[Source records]
◇ ◇ ◇ ◇ ◇
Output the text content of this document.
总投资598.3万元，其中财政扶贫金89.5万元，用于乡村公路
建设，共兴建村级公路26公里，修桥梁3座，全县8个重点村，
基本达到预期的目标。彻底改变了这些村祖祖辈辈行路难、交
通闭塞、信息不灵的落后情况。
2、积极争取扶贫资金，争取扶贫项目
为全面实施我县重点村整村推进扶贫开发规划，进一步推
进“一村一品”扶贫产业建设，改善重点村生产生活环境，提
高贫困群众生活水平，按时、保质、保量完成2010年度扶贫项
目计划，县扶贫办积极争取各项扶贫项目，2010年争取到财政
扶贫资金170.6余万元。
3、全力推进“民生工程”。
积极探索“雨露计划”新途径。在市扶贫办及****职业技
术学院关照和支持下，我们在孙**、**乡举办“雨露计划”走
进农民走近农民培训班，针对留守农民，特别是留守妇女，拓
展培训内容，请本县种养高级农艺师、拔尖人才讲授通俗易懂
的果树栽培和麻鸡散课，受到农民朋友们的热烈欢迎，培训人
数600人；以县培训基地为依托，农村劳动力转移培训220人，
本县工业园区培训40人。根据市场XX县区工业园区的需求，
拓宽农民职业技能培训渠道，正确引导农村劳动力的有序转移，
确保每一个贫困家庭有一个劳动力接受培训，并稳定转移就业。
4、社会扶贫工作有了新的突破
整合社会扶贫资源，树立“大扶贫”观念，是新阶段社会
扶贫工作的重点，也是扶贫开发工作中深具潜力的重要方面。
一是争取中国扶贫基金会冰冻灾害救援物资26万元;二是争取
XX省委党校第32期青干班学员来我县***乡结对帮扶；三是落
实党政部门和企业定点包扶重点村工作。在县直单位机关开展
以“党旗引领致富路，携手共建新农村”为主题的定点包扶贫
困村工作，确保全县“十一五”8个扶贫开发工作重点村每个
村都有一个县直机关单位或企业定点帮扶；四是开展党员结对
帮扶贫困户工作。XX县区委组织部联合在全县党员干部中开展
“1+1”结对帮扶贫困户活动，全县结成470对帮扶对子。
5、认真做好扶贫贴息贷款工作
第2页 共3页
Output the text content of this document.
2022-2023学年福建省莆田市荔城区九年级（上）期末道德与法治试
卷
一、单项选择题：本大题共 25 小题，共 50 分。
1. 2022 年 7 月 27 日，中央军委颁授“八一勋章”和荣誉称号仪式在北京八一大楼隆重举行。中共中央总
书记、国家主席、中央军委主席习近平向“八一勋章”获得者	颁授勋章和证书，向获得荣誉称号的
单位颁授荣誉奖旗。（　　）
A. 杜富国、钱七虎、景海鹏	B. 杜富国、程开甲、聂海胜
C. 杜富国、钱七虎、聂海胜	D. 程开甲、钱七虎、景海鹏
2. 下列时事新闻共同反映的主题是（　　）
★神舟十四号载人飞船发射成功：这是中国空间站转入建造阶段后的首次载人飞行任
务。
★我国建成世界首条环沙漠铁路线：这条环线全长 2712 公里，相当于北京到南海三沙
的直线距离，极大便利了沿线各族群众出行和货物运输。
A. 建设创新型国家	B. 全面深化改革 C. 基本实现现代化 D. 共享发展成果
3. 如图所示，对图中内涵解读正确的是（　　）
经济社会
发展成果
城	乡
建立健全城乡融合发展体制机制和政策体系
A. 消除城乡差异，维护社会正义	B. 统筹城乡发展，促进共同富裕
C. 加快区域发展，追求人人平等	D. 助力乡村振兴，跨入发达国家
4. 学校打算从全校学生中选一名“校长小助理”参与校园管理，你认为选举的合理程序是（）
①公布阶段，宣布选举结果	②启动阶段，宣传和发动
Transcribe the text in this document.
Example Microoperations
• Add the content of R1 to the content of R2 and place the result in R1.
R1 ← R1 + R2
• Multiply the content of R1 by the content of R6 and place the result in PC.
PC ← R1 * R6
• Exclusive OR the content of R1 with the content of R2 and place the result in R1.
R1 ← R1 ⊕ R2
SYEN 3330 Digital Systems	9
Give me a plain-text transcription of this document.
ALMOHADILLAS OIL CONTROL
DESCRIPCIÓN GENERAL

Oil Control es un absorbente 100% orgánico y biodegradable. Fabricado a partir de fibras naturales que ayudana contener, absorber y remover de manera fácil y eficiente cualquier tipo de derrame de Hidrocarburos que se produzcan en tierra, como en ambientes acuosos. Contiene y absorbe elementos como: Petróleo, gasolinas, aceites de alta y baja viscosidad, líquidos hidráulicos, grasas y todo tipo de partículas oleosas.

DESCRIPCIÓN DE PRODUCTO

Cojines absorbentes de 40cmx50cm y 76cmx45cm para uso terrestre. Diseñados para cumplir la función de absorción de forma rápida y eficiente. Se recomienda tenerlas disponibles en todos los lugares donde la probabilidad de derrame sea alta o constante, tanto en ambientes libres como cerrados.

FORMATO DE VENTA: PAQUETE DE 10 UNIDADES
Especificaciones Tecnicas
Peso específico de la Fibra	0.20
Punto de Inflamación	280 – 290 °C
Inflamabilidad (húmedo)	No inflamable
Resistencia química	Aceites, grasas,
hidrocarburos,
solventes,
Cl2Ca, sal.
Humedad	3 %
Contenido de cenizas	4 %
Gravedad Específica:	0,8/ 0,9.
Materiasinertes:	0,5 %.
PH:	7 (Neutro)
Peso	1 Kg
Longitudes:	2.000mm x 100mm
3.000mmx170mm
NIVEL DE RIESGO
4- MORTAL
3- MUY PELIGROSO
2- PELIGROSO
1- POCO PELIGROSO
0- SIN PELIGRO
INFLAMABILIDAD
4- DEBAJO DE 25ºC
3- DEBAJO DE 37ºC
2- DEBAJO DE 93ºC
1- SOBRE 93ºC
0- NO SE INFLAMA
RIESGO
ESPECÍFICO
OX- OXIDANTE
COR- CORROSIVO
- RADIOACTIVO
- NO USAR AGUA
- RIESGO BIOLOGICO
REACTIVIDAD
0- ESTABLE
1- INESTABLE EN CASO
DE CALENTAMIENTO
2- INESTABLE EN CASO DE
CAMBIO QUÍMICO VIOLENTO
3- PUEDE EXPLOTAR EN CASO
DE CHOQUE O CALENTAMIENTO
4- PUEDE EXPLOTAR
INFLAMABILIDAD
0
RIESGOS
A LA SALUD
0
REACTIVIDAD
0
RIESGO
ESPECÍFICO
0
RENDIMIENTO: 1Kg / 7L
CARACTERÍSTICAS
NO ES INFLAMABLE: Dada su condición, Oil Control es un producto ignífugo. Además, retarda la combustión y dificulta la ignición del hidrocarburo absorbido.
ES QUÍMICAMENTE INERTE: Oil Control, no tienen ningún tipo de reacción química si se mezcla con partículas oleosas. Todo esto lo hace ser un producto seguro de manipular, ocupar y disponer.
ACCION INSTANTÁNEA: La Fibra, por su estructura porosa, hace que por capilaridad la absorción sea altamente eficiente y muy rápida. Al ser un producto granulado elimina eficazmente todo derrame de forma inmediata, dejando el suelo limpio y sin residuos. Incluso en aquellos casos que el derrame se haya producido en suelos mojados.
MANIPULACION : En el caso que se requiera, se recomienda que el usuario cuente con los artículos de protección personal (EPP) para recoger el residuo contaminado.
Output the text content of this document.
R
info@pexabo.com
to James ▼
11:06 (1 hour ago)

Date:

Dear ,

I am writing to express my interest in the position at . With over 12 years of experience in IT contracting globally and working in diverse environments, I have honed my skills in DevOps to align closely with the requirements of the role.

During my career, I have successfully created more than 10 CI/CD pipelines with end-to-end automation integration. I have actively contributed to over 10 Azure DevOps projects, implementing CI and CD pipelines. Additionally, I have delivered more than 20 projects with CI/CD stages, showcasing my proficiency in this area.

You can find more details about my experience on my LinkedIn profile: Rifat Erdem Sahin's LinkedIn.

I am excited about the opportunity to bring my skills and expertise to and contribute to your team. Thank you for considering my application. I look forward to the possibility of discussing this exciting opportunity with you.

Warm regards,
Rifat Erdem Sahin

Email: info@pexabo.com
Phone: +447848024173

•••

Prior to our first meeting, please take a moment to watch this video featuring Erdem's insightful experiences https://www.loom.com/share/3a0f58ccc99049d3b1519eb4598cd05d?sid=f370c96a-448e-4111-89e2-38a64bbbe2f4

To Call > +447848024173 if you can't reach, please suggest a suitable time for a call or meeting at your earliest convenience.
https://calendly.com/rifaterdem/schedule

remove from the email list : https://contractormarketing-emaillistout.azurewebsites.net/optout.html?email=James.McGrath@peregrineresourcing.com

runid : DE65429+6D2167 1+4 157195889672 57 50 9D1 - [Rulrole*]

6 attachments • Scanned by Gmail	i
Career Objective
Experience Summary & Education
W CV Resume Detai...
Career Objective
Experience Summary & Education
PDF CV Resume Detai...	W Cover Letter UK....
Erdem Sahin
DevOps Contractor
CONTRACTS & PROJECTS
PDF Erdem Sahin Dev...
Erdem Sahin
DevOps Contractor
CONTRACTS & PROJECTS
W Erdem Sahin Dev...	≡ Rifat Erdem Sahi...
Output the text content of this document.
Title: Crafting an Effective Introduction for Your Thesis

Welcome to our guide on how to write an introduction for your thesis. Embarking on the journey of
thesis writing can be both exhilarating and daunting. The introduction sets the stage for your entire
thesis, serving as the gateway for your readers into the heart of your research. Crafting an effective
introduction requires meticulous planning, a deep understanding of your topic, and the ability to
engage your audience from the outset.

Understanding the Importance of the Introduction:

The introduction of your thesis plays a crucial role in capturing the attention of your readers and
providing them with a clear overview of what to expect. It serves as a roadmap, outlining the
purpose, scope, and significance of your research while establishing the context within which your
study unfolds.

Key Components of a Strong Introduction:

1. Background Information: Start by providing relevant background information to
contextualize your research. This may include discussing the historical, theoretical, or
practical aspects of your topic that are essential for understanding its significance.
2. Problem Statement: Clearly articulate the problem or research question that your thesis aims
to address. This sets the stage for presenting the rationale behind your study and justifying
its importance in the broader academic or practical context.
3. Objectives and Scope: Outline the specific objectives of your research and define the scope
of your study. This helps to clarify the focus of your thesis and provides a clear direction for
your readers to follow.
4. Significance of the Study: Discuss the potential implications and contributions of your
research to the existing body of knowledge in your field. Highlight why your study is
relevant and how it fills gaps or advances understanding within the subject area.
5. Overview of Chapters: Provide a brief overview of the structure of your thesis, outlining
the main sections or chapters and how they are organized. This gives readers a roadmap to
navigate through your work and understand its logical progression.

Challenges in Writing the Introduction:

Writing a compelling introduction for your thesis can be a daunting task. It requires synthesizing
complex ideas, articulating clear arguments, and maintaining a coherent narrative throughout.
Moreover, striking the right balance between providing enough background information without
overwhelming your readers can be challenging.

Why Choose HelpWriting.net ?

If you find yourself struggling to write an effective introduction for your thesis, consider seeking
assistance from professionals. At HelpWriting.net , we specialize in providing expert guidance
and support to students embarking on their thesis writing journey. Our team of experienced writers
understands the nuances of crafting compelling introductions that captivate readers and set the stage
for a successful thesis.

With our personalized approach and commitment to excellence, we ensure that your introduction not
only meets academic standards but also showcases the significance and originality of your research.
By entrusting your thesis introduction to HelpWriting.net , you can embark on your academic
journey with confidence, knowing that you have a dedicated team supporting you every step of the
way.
◇ ◇ ◇ ◇ ◇
• **Problem**
From the entries above, extract every line where the word "James" appears.

• **Complete output**
to James ▼
remove from the email list : https://contractormarketing-emaillistout.azurewebsites.net/optout.html?email=James.McGrath@peregrineresourcing.com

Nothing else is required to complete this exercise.